> **The data**:
┄┄┄┄┄┄

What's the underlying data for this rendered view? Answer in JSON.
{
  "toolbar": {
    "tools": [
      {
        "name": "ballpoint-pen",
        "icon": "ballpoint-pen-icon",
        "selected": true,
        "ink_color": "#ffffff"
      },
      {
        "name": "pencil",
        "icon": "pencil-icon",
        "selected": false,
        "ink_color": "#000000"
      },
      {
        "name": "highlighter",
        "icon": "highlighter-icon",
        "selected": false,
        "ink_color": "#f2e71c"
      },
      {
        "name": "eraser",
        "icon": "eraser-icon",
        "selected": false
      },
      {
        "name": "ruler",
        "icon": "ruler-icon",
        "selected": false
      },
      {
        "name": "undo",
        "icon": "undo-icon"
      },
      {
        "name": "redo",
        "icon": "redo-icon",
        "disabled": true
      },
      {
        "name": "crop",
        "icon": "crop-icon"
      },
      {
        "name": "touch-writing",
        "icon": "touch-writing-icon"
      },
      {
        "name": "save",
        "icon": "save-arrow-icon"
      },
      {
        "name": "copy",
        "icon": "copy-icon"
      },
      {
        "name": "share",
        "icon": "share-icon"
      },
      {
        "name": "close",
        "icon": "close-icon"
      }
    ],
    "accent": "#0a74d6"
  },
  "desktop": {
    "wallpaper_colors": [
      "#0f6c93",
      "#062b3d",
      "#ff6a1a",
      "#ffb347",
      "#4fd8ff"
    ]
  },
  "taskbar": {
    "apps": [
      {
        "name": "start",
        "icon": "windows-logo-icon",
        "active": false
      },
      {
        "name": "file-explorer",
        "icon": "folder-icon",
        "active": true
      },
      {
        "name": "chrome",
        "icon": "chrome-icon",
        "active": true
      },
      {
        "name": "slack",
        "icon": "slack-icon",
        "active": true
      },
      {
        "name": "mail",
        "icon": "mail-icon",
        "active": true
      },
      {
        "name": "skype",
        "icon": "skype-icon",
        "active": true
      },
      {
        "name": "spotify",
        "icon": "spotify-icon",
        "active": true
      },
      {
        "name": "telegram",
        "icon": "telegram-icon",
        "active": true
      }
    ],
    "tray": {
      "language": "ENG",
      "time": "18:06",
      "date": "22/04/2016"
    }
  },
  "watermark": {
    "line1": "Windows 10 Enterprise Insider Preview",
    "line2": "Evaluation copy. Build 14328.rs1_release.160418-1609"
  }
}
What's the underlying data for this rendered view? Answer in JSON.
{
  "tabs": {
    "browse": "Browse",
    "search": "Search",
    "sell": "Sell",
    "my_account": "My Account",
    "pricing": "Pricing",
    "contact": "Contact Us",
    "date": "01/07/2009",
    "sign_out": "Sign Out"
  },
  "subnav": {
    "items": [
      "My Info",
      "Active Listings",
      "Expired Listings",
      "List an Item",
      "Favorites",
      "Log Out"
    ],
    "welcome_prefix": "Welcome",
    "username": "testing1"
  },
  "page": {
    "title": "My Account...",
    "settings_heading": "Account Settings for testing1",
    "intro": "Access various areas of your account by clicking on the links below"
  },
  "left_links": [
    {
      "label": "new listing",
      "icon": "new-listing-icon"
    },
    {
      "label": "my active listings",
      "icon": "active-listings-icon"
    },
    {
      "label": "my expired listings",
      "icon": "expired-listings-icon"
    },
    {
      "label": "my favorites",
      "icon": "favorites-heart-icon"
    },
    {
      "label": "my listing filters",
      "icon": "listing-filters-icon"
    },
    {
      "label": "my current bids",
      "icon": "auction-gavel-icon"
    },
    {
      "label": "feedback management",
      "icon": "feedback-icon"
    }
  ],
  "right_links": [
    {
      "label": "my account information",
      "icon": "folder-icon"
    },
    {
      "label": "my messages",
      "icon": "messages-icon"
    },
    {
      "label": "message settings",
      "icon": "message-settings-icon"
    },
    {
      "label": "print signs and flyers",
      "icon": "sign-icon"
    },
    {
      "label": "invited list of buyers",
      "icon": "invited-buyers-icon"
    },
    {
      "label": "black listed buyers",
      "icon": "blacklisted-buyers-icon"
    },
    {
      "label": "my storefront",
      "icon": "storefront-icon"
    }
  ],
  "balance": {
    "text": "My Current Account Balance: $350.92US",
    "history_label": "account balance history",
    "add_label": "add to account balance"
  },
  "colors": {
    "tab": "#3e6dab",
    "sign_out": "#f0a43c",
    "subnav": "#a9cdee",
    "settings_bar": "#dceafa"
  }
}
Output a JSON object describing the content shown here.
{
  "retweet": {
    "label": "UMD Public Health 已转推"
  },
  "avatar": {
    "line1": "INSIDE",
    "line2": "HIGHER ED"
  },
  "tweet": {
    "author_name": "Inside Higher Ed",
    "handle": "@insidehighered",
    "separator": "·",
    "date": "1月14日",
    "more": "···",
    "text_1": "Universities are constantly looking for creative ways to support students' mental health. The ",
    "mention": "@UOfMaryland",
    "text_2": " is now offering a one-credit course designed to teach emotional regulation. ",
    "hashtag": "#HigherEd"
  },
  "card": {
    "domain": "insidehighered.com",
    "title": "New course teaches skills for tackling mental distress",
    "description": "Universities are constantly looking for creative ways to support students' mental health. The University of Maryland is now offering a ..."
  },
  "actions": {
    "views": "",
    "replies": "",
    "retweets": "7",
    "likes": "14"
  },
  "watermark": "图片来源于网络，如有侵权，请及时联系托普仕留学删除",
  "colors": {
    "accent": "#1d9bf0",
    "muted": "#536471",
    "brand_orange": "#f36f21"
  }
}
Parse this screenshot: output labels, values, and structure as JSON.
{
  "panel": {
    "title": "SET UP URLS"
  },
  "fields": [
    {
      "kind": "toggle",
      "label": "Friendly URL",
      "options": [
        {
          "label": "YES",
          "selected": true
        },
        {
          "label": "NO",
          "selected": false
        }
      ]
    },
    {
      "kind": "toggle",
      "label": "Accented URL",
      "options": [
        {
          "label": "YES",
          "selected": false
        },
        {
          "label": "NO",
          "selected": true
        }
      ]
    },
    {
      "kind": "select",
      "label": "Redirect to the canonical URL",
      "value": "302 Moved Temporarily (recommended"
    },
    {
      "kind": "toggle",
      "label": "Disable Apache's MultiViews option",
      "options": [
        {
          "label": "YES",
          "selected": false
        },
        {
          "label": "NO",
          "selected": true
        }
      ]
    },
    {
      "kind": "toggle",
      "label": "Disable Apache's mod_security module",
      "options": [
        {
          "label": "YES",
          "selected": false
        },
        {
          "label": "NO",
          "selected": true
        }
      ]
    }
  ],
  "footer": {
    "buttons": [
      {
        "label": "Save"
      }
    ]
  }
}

┄┄┄┄┄┄

From the listing, copy every line where the string "feedback" appears.

      "label": "feedback management",
      "icon": "feedback-icon"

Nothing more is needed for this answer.